Task to carry out:
Print the data that follows exactly.

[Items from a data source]
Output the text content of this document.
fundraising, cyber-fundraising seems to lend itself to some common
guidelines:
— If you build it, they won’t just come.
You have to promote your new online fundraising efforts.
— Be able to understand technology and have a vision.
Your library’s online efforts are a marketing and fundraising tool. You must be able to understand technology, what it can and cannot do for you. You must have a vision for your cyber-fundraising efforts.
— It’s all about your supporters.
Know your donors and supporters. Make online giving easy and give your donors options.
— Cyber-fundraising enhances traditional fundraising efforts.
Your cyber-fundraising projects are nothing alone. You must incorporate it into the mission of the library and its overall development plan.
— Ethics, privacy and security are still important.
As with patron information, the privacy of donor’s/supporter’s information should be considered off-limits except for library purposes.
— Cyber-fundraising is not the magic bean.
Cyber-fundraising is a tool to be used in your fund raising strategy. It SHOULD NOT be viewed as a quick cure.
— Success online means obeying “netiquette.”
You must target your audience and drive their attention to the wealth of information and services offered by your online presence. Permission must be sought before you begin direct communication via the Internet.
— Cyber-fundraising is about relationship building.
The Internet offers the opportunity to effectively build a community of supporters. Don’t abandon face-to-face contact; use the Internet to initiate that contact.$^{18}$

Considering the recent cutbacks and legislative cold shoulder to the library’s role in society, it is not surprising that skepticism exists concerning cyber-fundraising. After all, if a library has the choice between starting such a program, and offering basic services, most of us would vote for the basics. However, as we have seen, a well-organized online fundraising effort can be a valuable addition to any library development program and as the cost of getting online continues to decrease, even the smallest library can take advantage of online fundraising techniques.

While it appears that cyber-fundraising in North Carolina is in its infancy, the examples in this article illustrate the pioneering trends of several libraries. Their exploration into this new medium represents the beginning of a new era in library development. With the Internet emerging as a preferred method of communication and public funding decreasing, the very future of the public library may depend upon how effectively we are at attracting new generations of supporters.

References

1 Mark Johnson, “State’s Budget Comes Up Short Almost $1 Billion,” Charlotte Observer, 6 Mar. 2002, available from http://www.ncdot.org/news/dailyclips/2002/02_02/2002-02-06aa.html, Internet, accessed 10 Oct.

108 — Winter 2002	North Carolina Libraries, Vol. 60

Reply:
Output the text content of this document.
fundraising, cyber-fundraising seems to lend itself to some common
guidelines:
— If you build it, they won’t just come.
You have to promote your new online fundraising efforts.
— Be able to understand technology and have a vision.
Your library’s online efforts are a marketing and fundraising tool. You must be able to understand technology, what it can and cannot do for you. You must have a vision for your cyber-fundraising efforts.
— It’s all about your supporters.
Know your donors and supporters. Make online giving easy and give your donors options.
— Cyber-fundraising enhances traditional fundraising efforts.
Your cyber-fundraising projects are nothing alone. You must incorporate it into the mission of the library and its overall development plan.
— Ethics, privacy and security are still important.
As with patron information, the privacy of donor’s/supporter’s information should be considered off-limits except for library purposes.
— Cyber-fundraising is not the magic bean.
Cyber-fundraising is a tool to be used in your fund raising strategy. It SHOULD NOT be viewed as a quick cure.
— Success online means obeying “netiquette.”
You must target your audience and drive their attention to the wealth of information and services offered by your online presence. Permission must be sought before you begin direct communication via the Internet.
— Cyber-fundraising is about relationship building.
The Internet offers the opportunity to effectively build a community of supporters. Don’t abandon face-to-face contact; use the Internet to initiate that contact.$^{18}$

Considering the recent cutbacks and legislative cold shoulder to the library’s role in society, it is not surprising that skepticism exists concerning cyber-fundraising. After all, if a library has the choice between starting such a program, and offering basic services, most of us would vote for the basics. However, as we have seen, a well-organized online fundraising effort can be a valuable addition to any library development program and as the cost of getting online continues to decrease, even the smallest library can take advantage of online fundraising techniques.

While it appears that cyber-fundraising in North Carolina is in its infancy, the examples in this article illustrate the pioneering trends of several libraries. Their exploration into this new medium represents the beginning of a new era in library development. With the Internet emerging as a preferred method of communication and public funding decreasing, the very future of the public library may depend upon how effectively we are at attracting new generations of supporters.

References

1 Mark Johnson, “State’s Budget Comes Up Short Almost $1 Billion,” Charlotte Observer, 6 Mar. 2002, available from http://www.ncdot.org/news/dailyclips/2002/02_02/2002-02-06aa.html, Internet, accessed 10 Oct.

108 — Winter 2002	North Carolina Libraries, Vol. 60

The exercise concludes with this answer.